> [The input]
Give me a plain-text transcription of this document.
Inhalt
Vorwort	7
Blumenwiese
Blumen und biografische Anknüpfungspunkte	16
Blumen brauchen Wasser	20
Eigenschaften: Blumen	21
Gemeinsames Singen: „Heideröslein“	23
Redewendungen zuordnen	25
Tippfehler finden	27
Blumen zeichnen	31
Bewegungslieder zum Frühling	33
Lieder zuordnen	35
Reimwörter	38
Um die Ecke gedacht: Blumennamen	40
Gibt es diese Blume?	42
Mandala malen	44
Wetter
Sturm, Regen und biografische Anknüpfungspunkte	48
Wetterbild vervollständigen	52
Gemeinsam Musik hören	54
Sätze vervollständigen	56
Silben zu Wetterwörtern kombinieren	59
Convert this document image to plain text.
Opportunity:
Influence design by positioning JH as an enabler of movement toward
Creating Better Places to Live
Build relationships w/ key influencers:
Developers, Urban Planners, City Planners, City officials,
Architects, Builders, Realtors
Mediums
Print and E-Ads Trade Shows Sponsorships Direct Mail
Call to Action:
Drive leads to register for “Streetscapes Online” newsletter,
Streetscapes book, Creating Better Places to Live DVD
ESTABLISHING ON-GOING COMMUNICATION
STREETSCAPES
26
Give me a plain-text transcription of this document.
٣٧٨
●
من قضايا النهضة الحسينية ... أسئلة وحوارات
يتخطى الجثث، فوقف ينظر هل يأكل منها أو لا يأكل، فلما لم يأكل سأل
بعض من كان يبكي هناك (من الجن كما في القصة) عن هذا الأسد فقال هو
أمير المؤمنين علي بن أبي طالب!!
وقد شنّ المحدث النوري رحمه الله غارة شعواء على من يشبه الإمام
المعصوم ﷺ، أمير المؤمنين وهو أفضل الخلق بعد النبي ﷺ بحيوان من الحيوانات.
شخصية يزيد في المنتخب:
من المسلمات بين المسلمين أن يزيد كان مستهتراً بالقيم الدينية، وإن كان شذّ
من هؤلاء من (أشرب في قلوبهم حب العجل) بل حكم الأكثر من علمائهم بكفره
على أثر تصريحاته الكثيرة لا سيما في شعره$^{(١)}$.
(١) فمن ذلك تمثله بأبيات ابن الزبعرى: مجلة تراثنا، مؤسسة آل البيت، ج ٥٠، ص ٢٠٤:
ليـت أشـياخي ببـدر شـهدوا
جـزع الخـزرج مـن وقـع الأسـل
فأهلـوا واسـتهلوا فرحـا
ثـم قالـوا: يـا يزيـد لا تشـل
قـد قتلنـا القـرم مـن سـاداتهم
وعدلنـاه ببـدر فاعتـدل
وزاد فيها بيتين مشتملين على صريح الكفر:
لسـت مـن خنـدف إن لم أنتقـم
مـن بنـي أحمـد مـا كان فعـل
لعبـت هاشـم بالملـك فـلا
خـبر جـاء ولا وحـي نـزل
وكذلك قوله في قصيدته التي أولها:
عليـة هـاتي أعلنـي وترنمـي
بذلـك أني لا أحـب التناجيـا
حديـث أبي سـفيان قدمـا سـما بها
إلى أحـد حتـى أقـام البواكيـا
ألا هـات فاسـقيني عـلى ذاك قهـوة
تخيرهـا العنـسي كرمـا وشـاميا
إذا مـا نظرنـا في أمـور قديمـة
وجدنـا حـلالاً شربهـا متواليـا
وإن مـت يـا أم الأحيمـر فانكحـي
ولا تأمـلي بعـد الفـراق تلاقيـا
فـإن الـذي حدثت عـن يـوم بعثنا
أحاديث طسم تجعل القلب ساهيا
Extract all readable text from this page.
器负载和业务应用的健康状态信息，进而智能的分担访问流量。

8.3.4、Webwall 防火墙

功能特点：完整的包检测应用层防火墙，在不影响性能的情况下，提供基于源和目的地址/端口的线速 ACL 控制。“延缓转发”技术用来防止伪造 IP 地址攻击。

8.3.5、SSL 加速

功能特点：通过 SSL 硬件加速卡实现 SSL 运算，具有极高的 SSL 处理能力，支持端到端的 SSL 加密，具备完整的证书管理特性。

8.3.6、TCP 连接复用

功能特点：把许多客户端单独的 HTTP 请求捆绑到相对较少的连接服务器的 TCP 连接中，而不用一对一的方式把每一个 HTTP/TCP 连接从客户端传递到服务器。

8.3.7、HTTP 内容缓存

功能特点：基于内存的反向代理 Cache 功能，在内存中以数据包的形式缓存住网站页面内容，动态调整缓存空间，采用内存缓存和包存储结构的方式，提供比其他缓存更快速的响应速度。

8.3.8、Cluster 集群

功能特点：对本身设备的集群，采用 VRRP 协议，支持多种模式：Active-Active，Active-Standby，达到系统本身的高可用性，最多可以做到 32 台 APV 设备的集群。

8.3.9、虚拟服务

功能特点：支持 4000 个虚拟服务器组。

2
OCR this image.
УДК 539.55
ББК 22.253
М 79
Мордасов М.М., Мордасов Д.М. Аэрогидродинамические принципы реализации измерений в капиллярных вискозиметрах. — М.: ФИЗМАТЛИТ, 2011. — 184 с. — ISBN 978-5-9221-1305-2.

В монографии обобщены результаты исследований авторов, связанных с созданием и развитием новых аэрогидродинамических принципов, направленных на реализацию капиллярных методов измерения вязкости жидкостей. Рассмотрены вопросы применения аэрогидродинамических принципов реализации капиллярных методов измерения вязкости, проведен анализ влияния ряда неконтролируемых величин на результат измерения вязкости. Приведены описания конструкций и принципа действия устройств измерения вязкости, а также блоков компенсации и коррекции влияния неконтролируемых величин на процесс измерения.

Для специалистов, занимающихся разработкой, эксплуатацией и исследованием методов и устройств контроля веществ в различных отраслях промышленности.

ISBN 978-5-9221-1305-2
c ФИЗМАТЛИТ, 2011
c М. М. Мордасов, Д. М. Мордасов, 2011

> [Exercise instructions] Return each entry from above without altering a single character.

> [Final result]
Give me a plain-text transcription of this document.
Inhalt
Vorwort	7
Blumenwiese
Blumen und biografische Anknüpfungspunkte	16
Blumen brauchen Wasser	20
Eigenschaften: Blumen	21
Gemeinsames Singen: „Heideröslein“	23
Redewendungen zuordnen	25
Tippfehler finden	27
Blumen zeichnen	31
Bewegungslieder zum Frühling	33
Lieder zuordnen	35
Reimwörter	38
Um die Ecke gedacht: Blumennamen	40
Gibt es diese Blume?	42
Mandala malen	44
Wetter
Sturm, Regen und biografische Anknüpfungspunkte	48
Wetterbild vervollständigen	52
Gemeinsam Musik hören	54
Sätze vervollständigen	56
Silben zu Wetterwörtern kombinieren	59
Convert this document image to plain text.
Opportunity:
Influence design by positioning JH as an enabler of movement toward
Creating Better Places to Live
Build relationships w/ key influencers:
Developers, Urban Planners, City Planners, City officials,
Architects, Builders, Realtors
Mediums
Print and E-Ads Trade Shows Sponsorships Direct Mail
Call to Action:
Drive leads to register for “Streetscapes Online” newsletter,
Streetscapes book, Creating Better Places to Live DVD
ESTABLISHING ON-GOING COMMUNICATION
STREETSCAPES
26
Give me a plain-text transcription of this document.
٣٧٨
●
من قضايا النهضة الحسينية ... أسئلة وحوارات
يتخطى الجثث، فوقف ينظر هل يأكل منها أو لا يأكل، فلما لم يأكل سأل
بعض من كان يبكي هناك (من الجن كما في القصة) عن هذا الأسد فقال هو
أمير المؤمنين علي بن أبي طالب!!
وقد شنّ المحدث النوري رحمه الله غارة شعواء على من يشبه الإمام
المعصوم ﷺ، أمير المؤمنين وهو أفضل الخلق بعد النبي ﷺ بحيوان من الحيوانات.
شخصية يزيد في المنتخب:
من المسلمات بين المسلمين أن يزيد كان مستهتراً بالقيم الدينية، وإن كان شذّ
من هؤلاء من (أشرب في قلوبهم حب العجل) بل حكم الأكثر من علمائهم بكفره
على أثر تصريحاته الكثيرة لا سيما في شعره$^{(١)}$.
(١) فمن ذلك تمثله بأبيات ابن الزبعرى: مجلة تراثنا، مؤسسة آل البيت، ج ٥٠، ص ٢٠٤:
ليـت أشـياخي ببـدر شـهدوا
جـزع الخـزرج مـن وقـع الأسـل
فأهلـوا واسـتهلوا فرحـا
ثـم قالـوا: يـا يزيـد لا تشـل
قـد قتلنـا القـرم مـن سـاداتهم
وعدلنـاه ببـدر فاعتـدل
وزاد فيها بيتين مشتملين على صريح الكفر:
لسـت مـن خنـدف إن لم أنتقـم
مـن بنـي أحمـد مـا كان فعـل
لعبـت هاشـم بالملـك فـلا
خـبر جـاء ولا وحـي نـزل
وكذلك قوله في قصيدته التي أولها:
عليـة هـاتي أعلنـي وترنمـي
بذلـك أني لا أحـب التناجيـا
حديـث أبي سـفيان قدمـا سـما بها
إلى أحـد حتـى أقـام البواكيـا
ألا هـات فاسـقيني عـلى ذاك قهـوة
تخيرهـا العنـسي كرمـا وشـاميا
إذا مـا نظرنـا في أمـور قديمـة
وجدنـا حـلالاً شربهـا متواليـا
وإن مـت يـا أم الأحيمـر فانكحـي
ولا تأمـلي بعـد الفـراق تلاقيـا
فـإن الـذي حدثت عـن يـوم بعثنا
أحاديث طسم تجعل القلب ساهيا
Extract all readable text from this page.
器负载和业务应用的健康状态信息，进而智能的分担访问流量。

8.3.4、Webwall 防火墙

功能特点：完整的包检测应用层防火墙，在不影响性能的情况下，提供基于源和目的地址/端口的线速 ACL 控制。“延缓转发”技术用来防止伪造 IP 地址攻击。

8.3.5、SSL 加速

功能特点：通过 SSL 硬件加速卡实现 SSL 运算，具有极高的 SSL 处理能力，支持端到端的 SSL 加密，具备完整的证书管理特性。

8.3.6、TCP 连接复用

功能特点：把许多客户端单独的 HTTP 请求捆绑到相对较少的连接服务器的 TCP 连接中，而不用一对一的方式把每一个 HTTP/TCP 连接从客户端传递到服务器。

8.3.7、HTTP 内容缓存

功能特点：基于内存的反向代理 Cache 功能，在内存中以数据包的形式缓存住网站页面内容，动态调整缓存空间，采用内存缓存和包存储结构的方式，提供比其他缓存更快速的响应速度。

8.3.8、Cluster 集群

功能特点：对本身设备的集群，采用 VRRP 协议，支持多种模式：Active-Active，Active-Standby，达到系统本身的高可用性，最多可以做到 32 台 APV 设备的集群。

8.3.9、虚拟服务

功能特点：支持 4000 个虚拟服务器组。

2
OCR this image.
УДК 539.55
ББК 22.253
М 79
Мордасов М.М., Мордасов Д.М. Аэрогидродинамические принципы реализации измерений в капиллярных вискозиметрах. — М.: ФИЗМАТЛИТ, 2011. — 184 с. — ISBN 978-5-9221-1305-2.

В монографии обобщены результаты исследований авторов, связанных с созданием и развитием новых аэрогидродинамических принципов, направленных на реализацию капиллярных методов измерения вязкости жидкостей. Рассмотрены вопросы применения аэрогидродинамических принципов реализации капиллярных методов измерения вязкости, проведен анализ влияния ряда неконтролируемых величин на результат измерения вязкости. Приведены описания конструкций и принципа действия устройств измерения вязкости, а также блоков компенсации и коррекции влияния неконтролируемых величин на процесс измерения.

Для специалистов, занимающихся разработкой, эксплуатацией и исследованием методов и устройств контроля веществ в различных отраслях промышленности.

ISBN 978-5-9221-1305-2
c ФИЗМАТЛИТ, 2011
c М. М. Мордасов, Д. М. Мордасов, 2011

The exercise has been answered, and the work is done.